__EXERCISE BRIEF__.
Repeat every entry word for word, but leave the images out of your copy.

(Recorded data)
<<<<
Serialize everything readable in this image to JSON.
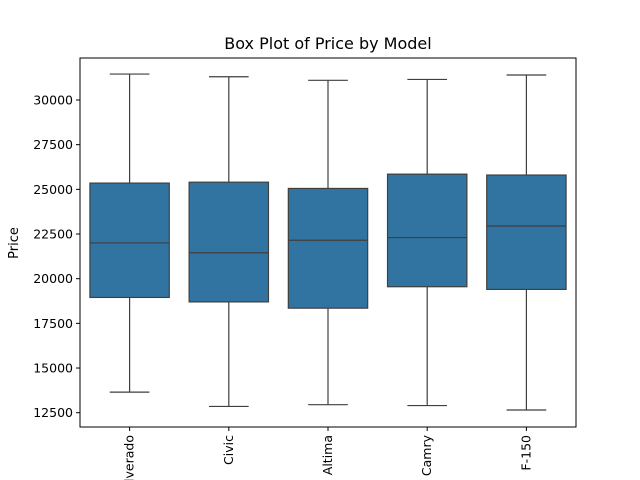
{
  "chart_data": {
    "type": "box",
    "title": "Box Plot of Price by Model",
    "xlabel": "",
    "ylabel": "Price",
    "categories": [
      "Silverado",
      "Civic",
      "Altima",
      "Camry",
      "F-150"
    ],
    "boxes": [
      {
        "category": "Silverado",
        "whisker_low": 13650,
        "q1": 18950,
        "median": 22000,
        "q3": 25350,
        "whisker_high": 31450
      },
      {
        "category": "Civic",
        "whisker_low": 12850,
        "q1": 18700,
        "median": 21450,
        "q3": 25400,
        "whisker_high": 31300
      },
      {
        "category": "Altima",
        "whisker_low": 12950,
        "q1": 18350,
        "median": 22150,
        "q3": 25050,
        "whisker_high": 31100
      },
      {
        "category": "Camry",
        "whisker_low": 12900,
        "q1": 19550,
        "median": 22300,
        "q3": 25850,
        "whisker_high": 31150
      },
      {
        "category": "F-150",
        "whisker_low": 12650,
        "q1": 19400,
        "median": 22950,
        "q3": 25800,
        "whisker_high": 31400
      }
    ],
    "yticks": [
      12500,
      15000,
      17500,
      20000,
      22500,
      25000,
      27500,
      30000
    ],
    "ylim": [
      11700,
      32350
    ],
    "box_color": "#3274a1",
    "line_color": "#3f3f3f",
    "grid": false,
    "legend": "none",
    "xtick_rotation": "vertical"
  }
}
>>>>
__REPLY TO THE EXERCISE__.
Serialize everything readable in this image to JSON.
{
  "chart_data": {
    "type": "box",
    "title": "Box Plot of Price by Model",
    "xlabel": "",
    "ylabel": "Price",
    "categories": [
      "Silverado",
      "Civic",
      "Altima",
      "Camry",
      "F-150"
    ],
    "boxes": [
      {
        "category": "Silverado",
        "whisker_low": 13650,
        "q1": 18950,
        "median": 22000,
        "q3": 25350,
        "whisker_high": 31450
      },
      {
        "category": "Civic",
        "whisker_low": 12850,
        "q1": 18700,
        "median": 21450,
        "q3": 25400,
        "whisker_high": 31300
      },
      {
        "category": "Altima",
        "whisker_low": 12950,
        "q1": 18350,
        "median": 22150,
        "q3": 25050,
        "whisker_high": 31100
      },
      {
        "category": "Camry",
        "whisker_low": 12900,
        "q1": 19550,
        "median": 22300,
        "q3": 25850,
        "whisker_high": 31150
      },
      {
        "category": "F-150",
        "whisker_low": 12650,
        "q1": 19400,
        "median": 22950,
        "q3": 25800,
        "whisker_high": 31400
      }
    ],
    "yticks": [
      12500,
      15000,
      17500,
      20000,
      22500,
      25000,
      27500,
      30000
    ],
    "ylim": [
      11700,
      32350
    ],
    "box_color": "#3274a1",
    "line_color": "#3f3f3f",
    "grid": false,
    "legend": "none",
    "xtick_rotation": "vertical"
  }
}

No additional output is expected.